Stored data

┄┄┄┄┄┄

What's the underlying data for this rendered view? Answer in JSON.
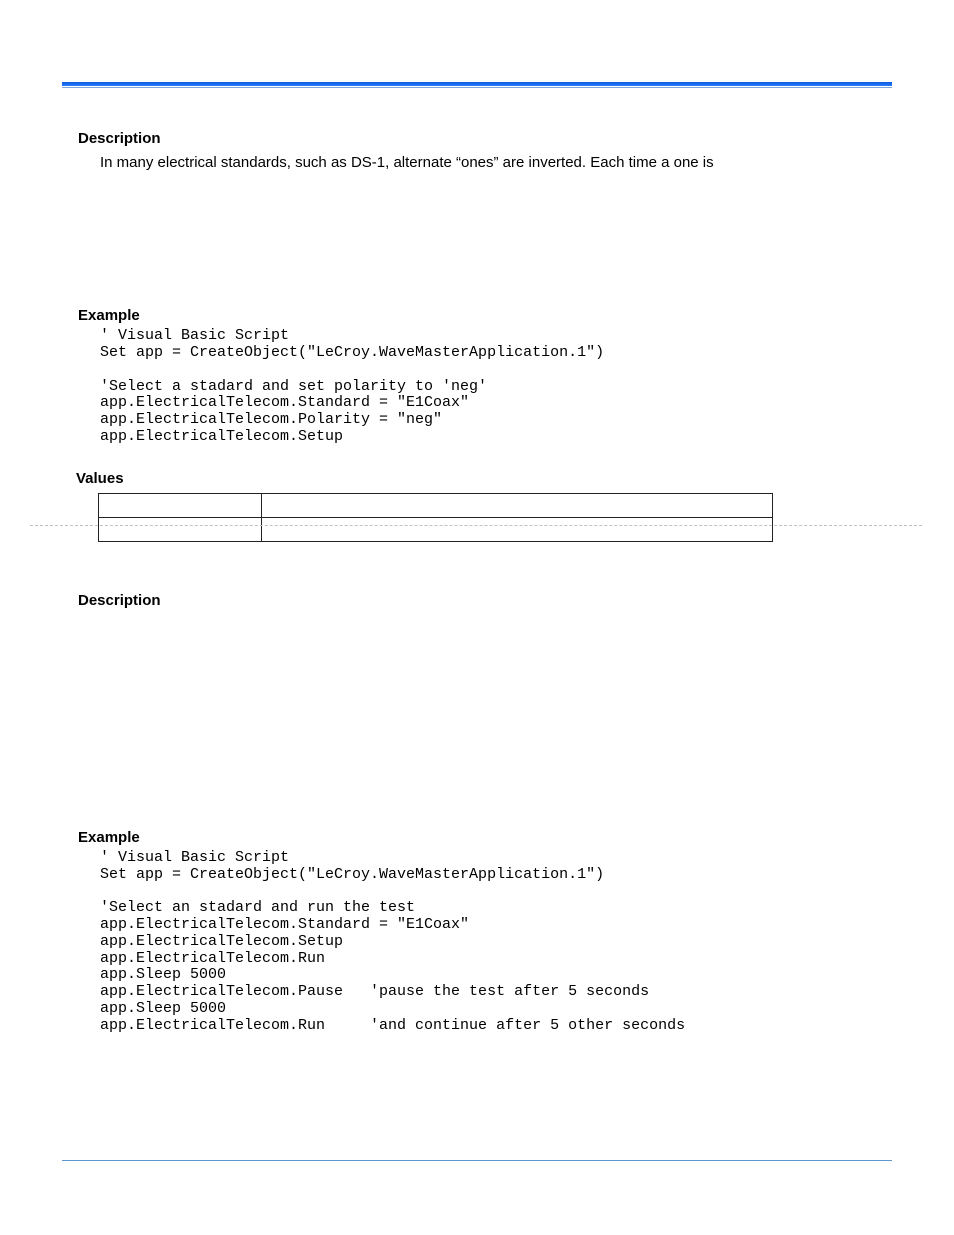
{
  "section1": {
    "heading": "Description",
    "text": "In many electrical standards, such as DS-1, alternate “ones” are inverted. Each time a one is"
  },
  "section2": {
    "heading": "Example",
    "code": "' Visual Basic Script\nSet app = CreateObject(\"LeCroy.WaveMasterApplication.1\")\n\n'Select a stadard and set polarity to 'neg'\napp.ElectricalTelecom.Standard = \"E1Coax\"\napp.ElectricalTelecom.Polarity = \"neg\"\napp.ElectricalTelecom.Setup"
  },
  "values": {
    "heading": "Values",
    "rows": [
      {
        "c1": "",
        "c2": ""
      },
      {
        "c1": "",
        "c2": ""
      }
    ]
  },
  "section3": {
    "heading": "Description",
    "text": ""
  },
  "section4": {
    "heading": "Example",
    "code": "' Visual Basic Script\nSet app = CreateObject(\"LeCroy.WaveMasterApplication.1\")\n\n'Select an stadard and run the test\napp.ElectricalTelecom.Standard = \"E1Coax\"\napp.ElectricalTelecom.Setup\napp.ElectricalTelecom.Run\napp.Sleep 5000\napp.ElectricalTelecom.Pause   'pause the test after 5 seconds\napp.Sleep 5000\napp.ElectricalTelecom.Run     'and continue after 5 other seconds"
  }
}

┄┄┄┄┄┄

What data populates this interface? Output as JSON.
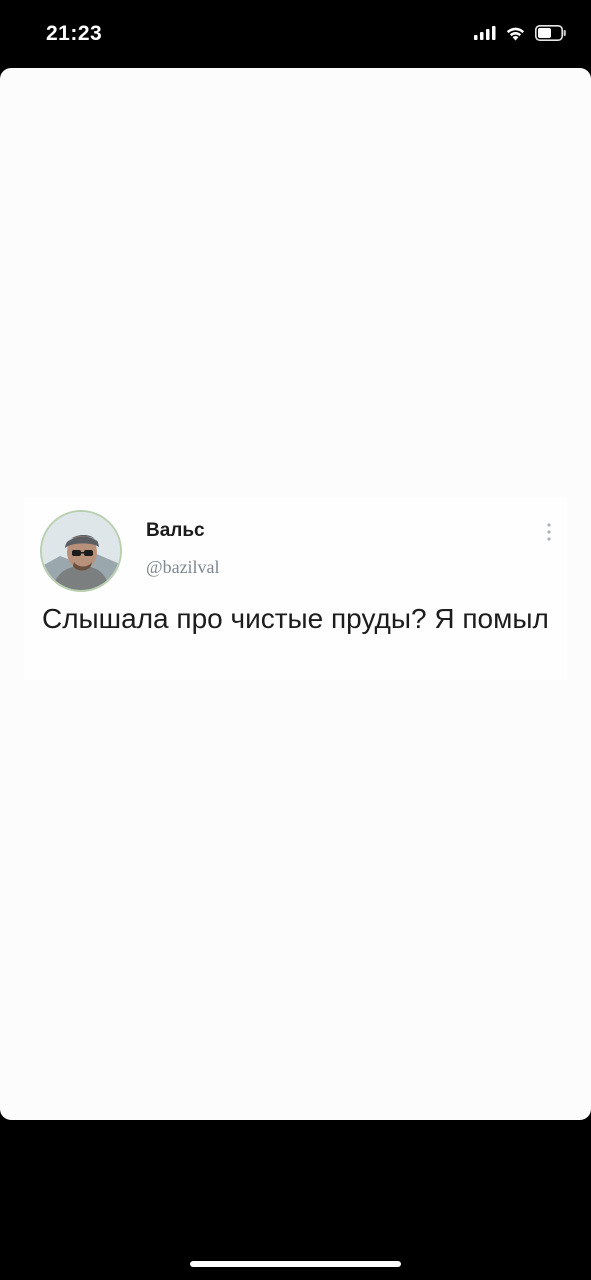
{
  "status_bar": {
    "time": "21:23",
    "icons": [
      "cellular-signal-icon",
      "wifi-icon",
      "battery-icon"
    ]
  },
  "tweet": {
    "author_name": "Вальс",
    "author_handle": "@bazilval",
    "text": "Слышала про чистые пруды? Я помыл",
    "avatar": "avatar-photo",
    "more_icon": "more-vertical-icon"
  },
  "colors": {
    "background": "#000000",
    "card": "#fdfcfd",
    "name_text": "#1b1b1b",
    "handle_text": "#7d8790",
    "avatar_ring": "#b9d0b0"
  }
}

┄┄┄┄┄┄

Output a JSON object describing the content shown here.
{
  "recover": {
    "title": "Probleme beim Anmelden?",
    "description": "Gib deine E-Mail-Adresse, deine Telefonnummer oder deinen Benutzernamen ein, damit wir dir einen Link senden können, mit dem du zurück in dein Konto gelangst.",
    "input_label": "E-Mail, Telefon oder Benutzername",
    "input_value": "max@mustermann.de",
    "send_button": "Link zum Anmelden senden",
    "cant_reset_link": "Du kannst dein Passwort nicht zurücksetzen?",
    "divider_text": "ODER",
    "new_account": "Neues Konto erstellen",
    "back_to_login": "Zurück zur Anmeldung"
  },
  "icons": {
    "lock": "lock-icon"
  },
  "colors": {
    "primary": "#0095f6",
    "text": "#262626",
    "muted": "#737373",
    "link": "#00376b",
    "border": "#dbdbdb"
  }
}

┄┄┄┄┄┄

Identify every line holding the word "Mail" and copy it out.

■ ANSWER:
    "description": "Gib deine E-Mail-Adresse, deine Telefonnummer oder deinen Benutzernamen ein, damit wir dir einen Link senden können, mit dem du zurück in dein Konto gelangst.",
    "input_label": "E-Mail, Telefon oder Benutzername",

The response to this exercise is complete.